Look through the lines below and extract each one that contains "this".

* Start RECORD SET *

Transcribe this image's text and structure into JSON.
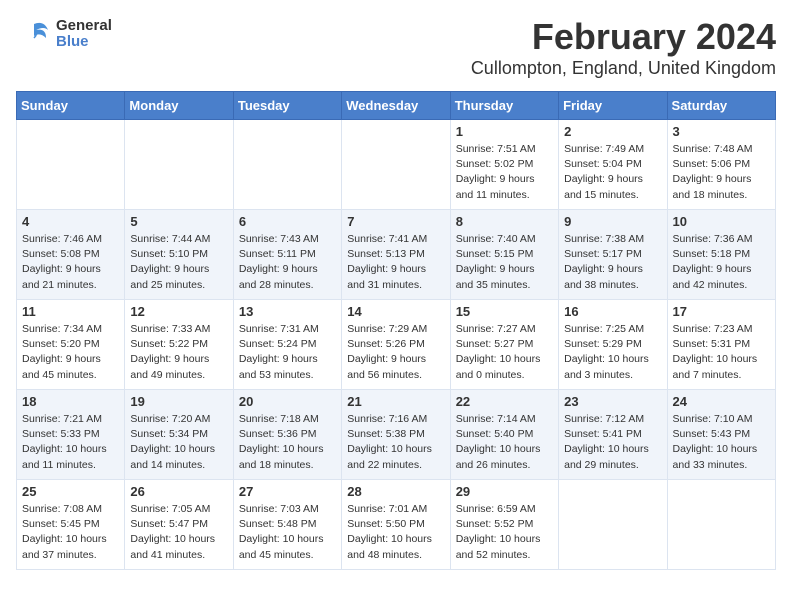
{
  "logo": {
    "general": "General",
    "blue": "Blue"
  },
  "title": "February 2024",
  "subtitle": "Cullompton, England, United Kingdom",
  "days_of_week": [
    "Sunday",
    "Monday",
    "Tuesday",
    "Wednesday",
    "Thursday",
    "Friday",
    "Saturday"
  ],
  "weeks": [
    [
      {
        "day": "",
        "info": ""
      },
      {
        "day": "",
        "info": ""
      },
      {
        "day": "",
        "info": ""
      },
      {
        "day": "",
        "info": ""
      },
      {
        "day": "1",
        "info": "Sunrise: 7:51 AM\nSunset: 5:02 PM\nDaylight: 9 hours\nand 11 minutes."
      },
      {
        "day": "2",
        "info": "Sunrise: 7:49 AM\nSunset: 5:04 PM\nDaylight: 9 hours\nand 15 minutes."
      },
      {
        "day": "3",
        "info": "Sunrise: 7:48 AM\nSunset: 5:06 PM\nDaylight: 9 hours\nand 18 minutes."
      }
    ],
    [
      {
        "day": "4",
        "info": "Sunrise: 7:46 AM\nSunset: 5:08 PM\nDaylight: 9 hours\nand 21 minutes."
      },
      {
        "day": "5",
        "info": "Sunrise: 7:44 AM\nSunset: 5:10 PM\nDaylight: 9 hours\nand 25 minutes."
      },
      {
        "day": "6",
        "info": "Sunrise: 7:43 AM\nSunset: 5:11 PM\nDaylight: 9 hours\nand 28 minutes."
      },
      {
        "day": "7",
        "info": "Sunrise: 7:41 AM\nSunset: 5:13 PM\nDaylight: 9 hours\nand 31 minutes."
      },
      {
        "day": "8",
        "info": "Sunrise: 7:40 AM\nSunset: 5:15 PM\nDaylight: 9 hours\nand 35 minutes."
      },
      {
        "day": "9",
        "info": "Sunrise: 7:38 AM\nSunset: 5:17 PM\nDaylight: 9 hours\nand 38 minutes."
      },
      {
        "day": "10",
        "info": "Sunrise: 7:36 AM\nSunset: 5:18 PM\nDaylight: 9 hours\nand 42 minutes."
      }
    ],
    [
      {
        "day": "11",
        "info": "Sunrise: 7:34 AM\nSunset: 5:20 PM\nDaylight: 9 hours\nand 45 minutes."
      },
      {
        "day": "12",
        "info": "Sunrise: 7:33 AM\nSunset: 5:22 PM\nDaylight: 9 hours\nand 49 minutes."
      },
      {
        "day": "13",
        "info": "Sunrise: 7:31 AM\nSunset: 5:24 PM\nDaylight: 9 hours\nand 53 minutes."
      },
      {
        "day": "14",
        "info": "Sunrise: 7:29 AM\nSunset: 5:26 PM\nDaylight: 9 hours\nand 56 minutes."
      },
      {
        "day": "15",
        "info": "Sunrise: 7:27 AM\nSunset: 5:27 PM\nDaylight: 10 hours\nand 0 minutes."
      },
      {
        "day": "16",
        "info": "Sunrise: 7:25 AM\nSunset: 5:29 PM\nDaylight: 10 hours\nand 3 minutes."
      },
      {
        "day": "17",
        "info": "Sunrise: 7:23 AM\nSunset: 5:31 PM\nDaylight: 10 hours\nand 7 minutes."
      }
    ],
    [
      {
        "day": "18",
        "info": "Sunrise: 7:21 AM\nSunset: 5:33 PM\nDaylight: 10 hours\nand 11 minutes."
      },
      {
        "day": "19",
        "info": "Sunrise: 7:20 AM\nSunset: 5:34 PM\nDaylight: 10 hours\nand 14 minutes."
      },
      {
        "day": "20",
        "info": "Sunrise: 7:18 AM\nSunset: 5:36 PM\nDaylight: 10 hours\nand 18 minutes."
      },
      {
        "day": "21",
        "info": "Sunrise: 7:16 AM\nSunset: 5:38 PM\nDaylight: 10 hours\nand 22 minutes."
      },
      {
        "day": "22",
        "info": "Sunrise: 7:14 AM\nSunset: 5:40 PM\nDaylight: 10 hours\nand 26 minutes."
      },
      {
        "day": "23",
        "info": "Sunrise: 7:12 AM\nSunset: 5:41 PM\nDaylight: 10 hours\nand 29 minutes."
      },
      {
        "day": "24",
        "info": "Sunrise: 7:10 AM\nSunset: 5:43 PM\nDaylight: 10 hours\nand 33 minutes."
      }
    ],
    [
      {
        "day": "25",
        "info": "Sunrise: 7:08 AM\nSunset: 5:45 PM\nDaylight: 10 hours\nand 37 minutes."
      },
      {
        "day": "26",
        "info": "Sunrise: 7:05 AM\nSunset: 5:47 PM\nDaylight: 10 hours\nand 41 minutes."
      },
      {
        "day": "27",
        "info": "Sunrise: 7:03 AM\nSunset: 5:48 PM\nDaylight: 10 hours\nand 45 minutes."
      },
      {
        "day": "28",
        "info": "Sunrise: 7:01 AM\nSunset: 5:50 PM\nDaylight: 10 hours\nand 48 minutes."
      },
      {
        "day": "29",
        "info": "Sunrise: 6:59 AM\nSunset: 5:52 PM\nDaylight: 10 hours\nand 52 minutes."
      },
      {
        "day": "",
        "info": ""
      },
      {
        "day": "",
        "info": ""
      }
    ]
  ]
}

* End RECORD SET *
* Start RECORD SET *

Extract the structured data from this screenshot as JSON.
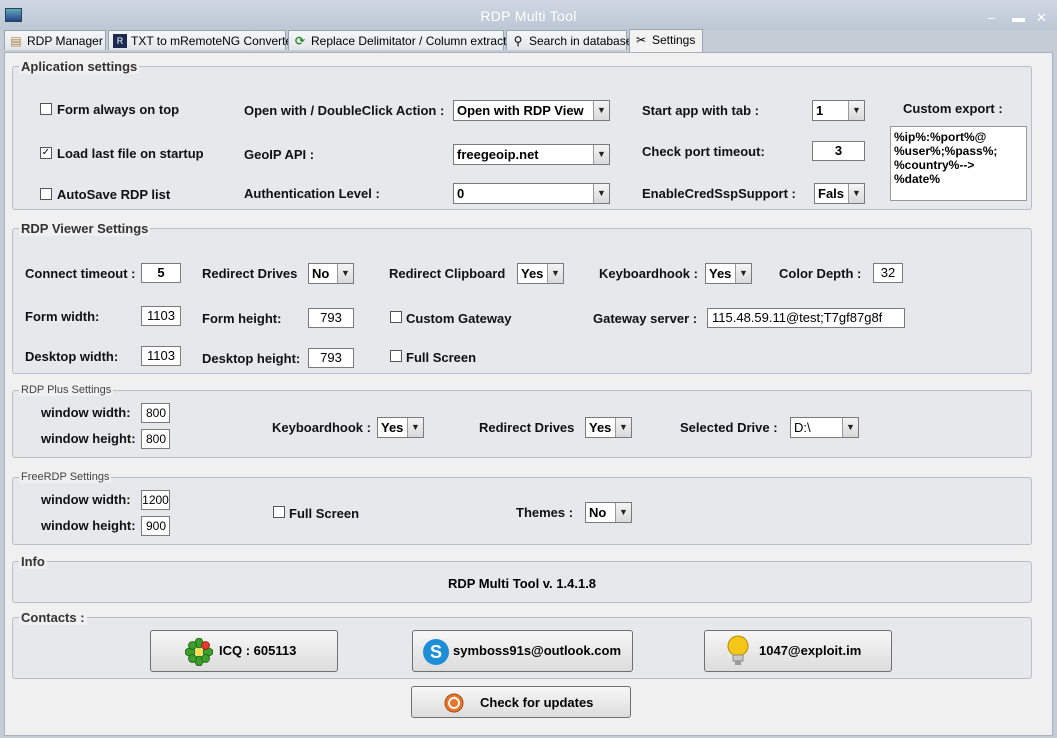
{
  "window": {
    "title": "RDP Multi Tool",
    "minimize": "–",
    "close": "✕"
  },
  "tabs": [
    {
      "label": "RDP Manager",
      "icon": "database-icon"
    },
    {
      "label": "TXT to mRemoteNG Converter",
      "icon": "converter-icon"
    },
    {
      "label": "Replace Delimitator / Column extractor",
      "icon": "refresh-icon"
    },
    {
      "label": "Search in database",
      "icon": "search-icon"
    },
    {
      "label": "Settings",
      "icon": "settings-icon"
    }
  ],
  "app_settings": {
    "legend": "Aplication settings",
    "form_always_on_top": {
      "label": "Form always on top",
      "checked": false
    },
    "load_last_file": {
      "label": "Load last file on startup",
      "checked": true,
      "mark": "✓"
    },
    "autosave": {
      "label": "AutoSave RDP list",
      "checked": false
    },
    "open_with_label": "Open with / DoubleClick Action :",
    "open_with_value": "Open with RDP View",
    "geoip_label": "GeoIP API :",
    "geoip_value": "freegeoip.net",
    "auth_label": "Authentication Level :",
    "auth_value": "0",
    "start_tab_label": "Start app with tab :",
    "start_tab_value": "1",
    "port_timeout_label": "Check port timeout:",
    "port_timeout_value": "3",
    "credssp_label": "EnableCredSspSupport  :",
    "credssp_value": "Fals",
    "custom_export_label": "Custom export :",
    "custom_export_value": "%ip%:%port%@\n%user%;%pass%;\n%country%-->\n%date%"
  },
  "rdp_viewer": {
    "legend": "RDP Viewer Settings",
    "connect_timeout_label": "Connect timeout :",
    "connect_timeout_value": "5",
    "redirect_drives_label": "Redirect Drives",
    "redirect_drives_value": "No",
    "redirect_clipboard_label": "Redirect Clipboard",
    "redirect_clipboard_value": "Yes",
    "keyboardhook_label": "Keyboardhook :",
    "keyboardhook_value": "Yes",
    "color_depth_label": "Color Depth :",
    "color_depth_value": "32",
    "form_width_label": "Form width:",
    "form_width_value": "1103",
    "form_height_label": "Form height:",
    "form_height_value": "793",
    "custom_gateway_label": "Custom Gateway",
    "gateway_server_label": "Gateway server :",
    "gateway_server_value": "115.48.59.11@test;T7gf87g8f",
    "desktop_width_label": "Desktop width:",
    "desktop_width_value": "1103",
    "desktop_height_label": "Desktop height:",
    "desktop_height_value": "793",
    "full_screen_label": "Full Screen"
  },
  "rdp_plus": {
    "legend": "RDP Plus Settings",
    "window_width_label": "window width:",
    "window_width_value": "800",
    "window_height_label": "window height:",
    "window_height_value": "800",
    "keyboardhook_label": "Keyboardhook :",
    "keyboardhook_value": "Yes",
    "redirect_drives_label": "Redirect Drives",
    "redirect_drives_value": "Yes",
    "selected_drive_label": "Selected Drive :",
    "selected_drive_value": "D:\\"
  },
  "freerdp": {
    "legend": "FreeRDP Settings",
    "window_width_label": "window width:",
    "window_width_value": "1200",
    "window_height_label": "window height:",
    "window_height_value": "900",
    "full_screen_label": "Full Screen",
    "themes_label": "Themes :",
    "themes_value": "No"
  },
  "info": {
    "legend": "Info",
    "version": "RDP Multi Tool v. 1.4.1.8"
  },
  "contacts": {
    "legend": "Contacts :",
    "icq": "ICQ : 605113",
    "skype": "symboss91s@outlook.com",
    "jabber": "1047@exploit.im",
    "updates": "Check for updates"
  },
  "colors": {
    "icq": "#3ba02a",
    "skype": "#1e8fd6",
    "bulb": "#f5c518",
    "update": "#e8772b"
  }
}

* End RECORD SET *

--- THE ANSWER ---
Transcribe this image's text and structure into JSON.
Extract the structured data from this screenshot as JSON.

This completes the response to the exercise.